─── Given entries ───
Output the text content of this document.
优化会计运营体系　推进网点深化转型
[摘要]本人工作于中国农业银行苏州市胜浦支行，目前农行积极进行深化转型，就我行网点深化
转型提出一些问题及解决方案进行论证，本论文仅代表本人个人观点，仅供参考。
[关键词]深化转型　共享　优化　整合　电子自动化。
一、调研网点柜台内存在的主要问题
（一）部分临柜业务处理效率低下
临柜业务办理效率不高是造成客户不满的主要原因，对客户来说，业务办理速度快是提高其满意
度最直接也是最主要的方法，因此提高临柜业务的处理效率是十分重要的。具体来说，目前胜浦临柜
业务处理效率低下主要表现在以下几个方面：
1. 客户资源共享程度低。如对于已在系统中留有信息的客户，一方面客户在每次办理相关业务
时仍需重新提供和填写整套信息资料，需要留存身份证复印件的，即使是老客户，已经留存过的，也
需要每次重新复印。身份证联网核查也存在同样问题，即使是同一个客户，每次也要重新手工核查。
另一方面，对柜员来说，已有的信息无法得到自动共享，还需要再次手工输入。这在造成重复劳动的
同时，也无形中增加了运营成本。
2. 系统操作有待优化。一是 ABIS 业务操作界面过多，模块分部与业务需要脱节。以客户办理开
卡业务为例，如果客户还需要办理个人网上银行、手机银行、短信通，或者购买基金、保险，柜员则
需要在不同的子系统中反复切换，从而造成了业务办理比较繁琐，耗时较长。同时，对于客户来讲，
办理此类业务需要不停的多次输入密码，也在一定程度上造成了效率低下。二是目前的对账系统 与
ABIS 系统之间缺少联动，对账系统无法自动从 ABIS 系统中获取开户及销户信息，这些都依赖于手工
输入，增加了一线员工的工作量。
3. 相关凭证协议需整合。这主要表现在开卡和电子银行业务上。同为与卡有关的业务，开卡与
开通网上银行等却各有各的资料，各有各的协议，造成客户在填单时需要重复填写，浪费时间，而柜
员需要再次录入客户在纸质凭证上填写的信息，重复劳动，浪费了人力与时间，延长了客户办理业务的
───
Problem -> Set all of the records down again, exactly as they stand.

Response to the exercise ->
Output the text content of this document.
优化会计运营体系　推进网点深化转型
[摘要]本人工作于中国农业银行苏州市胜浦支行，目前农行积极进行深化转型，就我行网点深化
转型提出一些问题及解决方案进行论证，本论文仅代表本人个人观点，仅供参考。
[关键词]深化转型　共享　优化　整合　电子自动化。
一、调研网点柜台内存在的主要问题
（一）部分临柜业务处理效率低下
临柜业务办理效率不高是造成客户不满的主要原因，对客户来说，业务办理速度快是提高其满意
度最直接也是最主要的方法，因此提高临柜业务的处理效率是十分重要的。具体来说，目前胜浦临柜
业务处理效率低下主要表现在以下几个方面：
1. 客户资源共享程度低。如对于已在系统中留有信息的客户，一方面客户在每次办理相关业务
时仍需重新提供和填写整套信息资料，需要留存身份证复印件的，即使是老客户，已经留存过的，也
需要每次重新复印。身份证联网核查也存在同样问题，即使是同一个客户，每次也要重新手工核查。
另一方面，对柜员来说，已有的信息无法得到自动共享，还需要再次手工输入。这在造成重复劳动的
同时，也无形中增加了运营成本。
2. 系统操作有待优化。一是 ABIS 业务操作界面过多，模块分部与业务需要脱节。以客户办理开
卡业务为例，如果客户还需要办理个人网上银行、手机银行、短信通，或者购买基金、保险，柜员则
需要在不同的子系统中反复切换，从而造成了业务办理比较繁琐，耗时较长。同时，对于客户来讲，
办理此类业务需要不停的多次输入密码，也在一定程度上造成了效率低下。二是目前的对账系统 与
ABIS 系统之间缺少联动，对账系统无法自动从 ABIS 系统中获取开户及销户信息，这些都依赖于手工
输入，增加了一线员工的工作量。
3. 相关凭证协议需整合。这主要表现在开卡和电子银行业务上。同为与卡有关的业务，开卡与
开通网上银行等却各有各的资料，各有各的协议，造成客户在填单时需要重复填写，浪费时间，而柜
员需要再次录入客户在纸质凭证上填写的信息，重复劳动，浪费了人力与时间，延长了客户办理业务的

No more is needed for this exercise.